— Start Material to process —
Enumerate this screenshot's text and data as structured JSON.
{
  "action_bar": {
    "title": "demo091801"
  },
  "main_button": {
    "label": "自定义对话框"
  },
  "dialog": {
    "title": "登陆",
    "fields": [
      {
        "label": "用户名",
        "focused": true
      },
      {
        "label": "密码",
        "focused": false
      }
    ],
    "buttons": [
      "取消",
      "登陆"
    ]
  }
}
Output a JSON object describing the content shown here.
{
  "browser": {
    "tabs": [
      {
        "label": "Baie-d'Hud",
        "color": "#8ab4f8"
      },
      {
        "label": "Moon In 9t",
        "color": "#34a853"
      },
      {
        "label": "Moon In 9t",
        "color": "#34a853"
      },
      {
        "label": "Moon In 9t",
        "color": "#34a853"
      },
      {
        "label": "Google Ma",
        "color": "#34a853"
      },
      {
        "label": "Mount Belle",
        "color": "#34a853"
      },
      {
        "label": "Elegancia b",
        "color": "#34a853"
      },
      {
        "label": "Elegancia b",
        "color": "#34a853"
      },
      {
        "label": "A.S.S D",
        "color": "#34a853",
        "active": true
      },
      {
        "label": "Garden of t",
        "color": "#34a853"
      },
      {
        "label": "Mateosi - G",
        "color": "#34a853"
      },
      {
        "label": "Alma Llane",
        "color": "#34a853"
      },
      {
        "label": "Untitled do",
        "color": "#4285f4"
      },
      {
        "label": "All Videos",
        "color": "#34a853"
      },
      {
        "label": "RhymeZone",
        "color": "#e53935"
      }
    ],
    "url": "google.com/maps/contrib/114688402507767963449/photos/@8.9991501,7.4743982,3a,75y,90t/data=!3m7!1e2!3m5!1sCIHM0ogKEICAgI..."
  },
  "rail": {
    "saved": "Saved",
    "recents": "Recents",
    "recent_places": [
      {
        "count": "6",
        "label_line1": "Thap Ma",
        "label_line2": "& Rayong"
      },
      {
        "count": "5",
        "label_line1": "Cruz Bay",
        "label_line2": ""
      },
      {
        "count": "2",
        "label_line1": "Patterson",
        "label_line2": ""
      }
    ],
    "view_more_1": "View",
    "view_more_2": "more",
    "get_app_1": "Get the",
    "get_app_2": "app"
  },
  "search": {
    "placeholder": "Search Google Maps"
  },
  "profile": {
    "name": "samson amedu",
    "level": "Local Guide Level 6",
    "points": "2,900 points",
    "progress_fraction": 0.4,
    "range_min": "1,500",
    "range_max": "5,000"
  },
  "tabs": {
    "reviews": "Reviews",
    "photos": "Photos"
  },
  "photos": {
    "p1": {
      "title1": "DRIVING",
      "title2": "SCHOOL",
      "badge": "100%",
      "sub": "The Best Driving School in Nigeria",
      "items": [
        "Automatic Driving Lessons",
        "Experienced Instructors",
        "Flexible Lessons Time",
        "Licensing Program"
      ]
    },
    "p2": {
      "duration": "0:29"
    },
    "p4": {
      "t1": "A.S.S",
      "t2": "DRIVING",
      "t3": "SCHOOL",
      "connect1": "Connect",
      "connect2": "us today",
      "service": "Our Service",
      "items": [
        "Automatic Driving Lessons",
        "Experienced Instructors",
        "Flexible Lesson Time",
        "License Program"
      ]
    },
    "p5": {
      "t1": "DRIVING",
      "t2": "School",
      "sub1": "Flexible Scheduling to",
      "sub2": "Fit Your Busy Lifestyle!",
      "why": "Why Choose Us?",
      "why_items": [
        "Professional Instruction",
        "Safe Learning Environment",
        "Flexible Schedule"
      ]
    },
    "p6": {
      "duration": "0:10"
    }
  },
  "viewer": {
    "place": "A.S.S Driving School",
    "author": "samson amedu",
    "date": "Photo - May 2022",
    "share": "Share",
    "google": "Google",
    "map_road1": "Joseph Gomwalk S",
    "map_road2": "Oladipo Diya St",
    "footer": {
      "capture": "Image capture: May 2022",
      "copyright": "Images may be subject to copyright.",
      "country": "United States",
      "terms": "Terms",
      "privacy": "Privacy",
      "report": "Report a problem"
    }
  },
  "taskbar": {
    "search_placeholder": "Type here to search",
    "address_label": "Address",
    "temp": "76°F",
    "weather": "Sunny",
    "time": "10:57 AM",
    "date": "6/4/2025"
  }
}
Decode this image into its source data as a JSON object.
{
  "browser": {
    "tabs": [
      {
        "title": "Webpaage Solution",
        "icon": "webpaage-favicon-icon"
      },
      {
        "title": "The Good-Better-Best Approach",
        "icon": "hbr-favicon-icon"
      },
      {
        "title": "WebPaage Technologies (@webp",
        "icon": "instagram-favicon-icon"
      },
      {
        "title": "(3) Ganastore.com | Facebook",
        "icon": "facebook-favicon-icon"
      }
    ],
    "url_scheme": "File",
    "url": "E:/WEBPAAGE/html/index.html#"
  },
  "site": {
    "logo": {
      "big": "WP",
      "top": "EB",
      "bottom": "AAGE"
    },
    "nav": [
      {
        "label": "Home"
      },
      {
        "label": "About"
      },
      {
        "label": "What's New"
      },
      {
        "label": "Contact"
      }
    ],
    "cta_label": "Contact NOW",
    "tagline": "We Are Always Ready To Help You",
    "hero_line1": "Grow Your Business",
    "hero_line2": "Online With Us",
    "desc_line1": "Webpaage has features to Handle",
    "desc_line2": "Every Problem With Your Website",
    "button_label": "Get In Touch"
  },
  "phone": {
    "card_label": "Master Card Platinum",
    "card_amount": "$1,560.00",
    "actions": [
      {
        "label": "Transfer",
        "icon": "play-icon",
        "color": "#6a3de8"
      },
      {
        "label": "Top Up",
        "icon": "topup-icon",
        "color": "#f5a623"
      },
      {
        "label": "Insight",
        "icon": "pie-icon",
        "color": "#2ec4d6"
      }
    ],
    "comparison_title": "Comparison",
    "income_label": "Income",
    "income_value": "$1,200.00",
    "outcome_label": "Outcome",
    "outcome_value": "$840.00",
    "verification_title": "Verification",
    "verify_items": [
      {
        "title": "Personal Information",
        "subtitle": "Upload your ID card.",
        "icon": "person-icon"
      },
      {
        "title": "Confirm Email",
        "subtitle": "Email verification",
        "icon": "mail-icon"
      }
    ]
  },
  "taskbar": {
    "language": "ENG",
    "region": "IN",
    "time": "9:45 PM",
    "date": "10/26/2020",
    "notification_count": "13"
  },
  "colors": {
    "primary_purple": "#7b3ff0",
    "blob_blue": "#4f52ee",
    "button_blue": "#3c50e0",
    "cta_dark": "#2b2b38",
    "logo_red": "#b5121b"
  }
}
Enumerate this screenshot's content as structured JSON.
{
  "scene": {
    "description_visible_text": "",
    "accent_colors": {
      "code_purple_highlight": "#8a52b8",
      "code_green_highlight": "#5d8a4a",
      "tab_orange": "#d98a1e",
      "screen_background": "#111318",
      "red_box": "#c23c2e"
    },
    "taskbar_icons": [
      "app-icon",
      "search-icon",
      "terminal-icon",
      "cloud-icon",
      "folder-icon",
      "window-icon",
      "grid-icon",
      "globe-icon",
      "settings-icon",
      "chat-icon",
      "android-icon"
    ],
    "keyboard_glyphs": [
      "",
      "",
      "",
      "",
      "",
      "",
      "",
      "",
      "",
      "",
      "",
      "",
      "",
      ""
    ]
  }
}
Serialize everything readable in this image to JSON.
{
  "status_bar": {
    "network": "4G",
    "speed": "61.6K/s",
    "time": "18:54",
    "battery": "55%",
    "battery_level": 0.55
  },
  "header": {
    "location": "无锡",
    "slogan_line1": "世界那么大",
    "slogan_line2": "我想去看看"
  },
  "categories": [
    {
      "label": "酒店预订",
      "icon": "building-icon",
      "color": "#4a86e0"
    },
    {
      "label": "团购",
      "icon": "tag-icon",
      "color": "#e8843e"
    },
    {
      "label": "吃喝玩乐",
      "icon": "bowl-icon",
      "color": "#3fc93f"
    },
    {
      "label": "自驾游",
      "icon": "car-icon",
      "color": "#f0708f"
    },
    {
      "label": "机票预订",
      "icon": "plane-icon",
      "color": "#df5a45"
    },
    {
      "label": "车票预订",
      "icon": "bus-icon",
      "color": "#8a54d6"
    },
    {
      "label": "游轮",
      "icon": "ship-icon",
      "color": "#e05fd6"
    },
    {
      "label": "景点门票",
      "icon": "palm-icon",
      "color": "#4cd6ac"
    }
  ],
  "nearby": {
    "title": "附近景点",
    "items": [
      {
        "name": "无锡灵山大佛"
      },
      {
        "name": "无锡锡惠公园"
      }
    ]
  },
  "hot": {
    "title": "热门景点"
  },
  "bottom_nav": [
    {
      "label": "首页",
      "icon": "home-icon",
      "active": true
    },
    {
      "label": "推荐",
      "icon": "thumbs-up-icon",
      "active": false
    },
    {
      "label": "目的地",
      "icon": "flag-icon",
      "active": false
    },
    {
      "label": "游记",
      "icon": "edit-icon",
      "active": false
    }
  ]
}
— End Material to process —
Written instruction
Extract, exactly as they appear, the lines from the one containing "Serialize everything readable" through the final line.

Reply to the task
Serialize everything readable in this image to JSON.
{
  "status_bar": {
    "network": "4G",
    "speed": "61.6K/s",
    "time": "18:54",
    "battery": "55%",
    "battery_level": 0.55
  },
  "header": {
    "location": "无锡",
    "slogan_line1": "世界那么大",
    "slogan_line2": "我想去看看"
  },
  "categories": [
    {
      "label": "酒店预订",
      "icon": "building-icon",
      "color": "#4a86e0"
    },
    {
      "label": "团购",
      "icon": "tag-icon",
      "color": "#e8843e"
    },
    {
      "label": "吃喝玩乐",
      "icon": "bowl-icon",
      "color": "#3fc93f"
    },
    {
      "label": "自驾游",
      "icon": "car-icon",
      "color": "#f0708f"
    },
    {
      "label": "机票预订",
      "icon": "plane-icon",
      "color": "#df5a45"
    },
    {
      "label": "车票预订",
      "icon": "bus-icon",
      "color": "#8a54d6"
    },
    {
      "label": "游轮",
      "icon": "ship-icon",
      "color": "#e05fd6"
    },
    {
      "label": "景点门票",
      "icon": "palm-icon",
      "color": "#4cd6ac"
    }
  ],
  "nearby": {
    "title": "附近景点",
    "items": [
      {
        "name": "无锡灵山大佛"
      },
      {
        "name": "无锡锡惠公园"
      }
    ]
  },
  "hot": {
    "title": "热门景点"
  },
  "bottom_nav": [
    {
      "label": "首页",
      "icon": "home-icon",
      "active": true
    },
    {
      "label": "推荐",
      "icon": "thumbs-up-icon",
      "active": false
    },
    {
      "label": "目的地",
      "icon": "flag-icon",
      "active": false
    },
    {
      "label": "游记",
      "icon": "edit-icon",
      "active": false
    }
  ]
}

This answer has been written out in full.